▶ [EXERCISE INSTRUCTIONS] Write out the whole listing again, exactly as given.

##### PROVIDED DATA

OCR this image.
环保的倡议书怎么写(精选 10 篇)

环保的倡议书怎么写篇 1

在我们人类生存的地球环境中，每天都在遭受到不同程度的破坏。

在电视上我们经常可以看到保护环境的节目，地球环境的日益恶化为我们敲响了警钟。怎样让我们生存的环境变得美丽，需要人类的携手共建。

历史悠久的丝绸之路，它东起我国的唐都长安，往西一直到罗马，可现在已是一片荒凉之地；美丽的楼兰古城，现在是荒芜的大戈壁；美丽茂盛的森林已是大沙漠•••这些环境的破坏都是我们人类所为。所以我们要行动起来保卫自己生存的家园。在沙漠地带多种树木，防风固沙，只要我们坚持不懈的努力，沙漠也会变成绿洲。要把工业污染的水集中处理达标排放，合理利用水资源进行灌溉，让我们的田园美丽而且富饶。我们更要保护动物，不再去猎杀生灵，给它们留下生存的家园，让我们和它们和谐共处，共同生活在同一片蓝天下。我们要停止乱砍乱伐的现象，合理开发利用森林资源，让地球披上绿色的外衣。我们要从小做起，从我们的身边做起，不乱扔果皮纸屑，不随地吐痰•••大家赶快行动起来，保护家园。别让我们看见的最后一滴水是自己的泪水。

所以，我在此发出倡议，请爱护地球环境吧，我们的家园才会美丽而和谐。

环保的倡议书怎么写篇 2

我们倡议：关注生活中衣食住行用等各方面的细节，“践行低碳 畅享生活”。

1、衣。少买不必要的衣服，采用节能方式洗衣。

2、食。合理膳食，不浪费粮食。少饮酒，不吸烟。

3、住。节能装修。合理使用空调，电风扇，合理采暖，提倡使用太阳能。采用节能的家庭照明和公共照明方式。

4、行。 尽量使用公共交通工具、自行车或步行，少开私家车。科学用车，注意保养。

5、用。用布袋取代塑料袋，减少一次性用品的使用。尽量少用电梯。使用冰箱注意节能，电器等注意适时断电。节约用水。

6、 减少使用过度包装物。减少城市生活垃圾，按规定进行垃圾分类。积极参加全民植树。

##########

▶ [CORRECT RESULT]
OCR this image.
环保的倡议书怎么写(精选 10 篇)

环保的倡议书怎么写篇 1

在我们人类生存的地球环境中，每天都在遭受到不同程度的破坏。

在电视上我们经常可以看到保护环境的节目，地球环境的日益恶化为我们敲响了警钟。怎样让我们生存的环境变得美丽，需要人类的携手共建。

历史悠久的丝绸之路，它东起我国的唐都长安，往西一直到罗马，可现在已是一片荒凉之地；美丽的楼兰古城，现在是荒芜的大戈壁；美丽茂盛的森林已是大沙漠•••这些环境的破坏都是我们人类所为。所以我们要行动起来保卫自己生存的家园。在沙漠地带多种树木，防风固沙，只要我们坚持不懈的努力，沙漠也会变成绿洲。要把工业污染的水集中处理达标排放，合理利用水资源进行灌溉，让我们的田园美丽而且富饶。我们更要保护动物，不再去猎杀生灵，给它们留下生存的家园，让我们和它们和谐共处，共同生活在同一片蓝天下。我们要停止乱砍乱伐的现象，合理开发利用森林资源，让地球披上绿色的外衣。我们要从小做起，从我们的身边做起，不乱扔果皮纸屑，不随地吐痰•••大家赶快行动起来，保护家园。别让我们看见的最后一滴水是自己的泪水。

所以，我在此发出倡议，请爱护地球环境吧，我们的家园才会美丽而和谐。

环保的倡议书怎么写篇 2

我们倡议：关注生活中衣食住行用等各方面的细节，“践行低碳 畅享生活”。

1、衣。少买不必要的衣服，采用节能方式洗衣。

2、食。合理膳食，不浪费粮食。少饮酒，不吸烟。

3、住。节能装修。合理使用空调，电风扇，合理采暖，提倡使用太阳能。采用节能的家庭照明和公共照明方式。

4、行。 尽量使用公共交通工具、自行车或步行，少开私家车。科学用车，注意保养。

5、用。用布袋取代塑料袋，减少一次性用品的使用。尽量少用电梯。使用冰箱注意节能，电器等注意适时断电。节约用水。

6、 减少使用过度包装物。减少城市生活垃圾，按规定进行垃圾分类。积极参加全民植树。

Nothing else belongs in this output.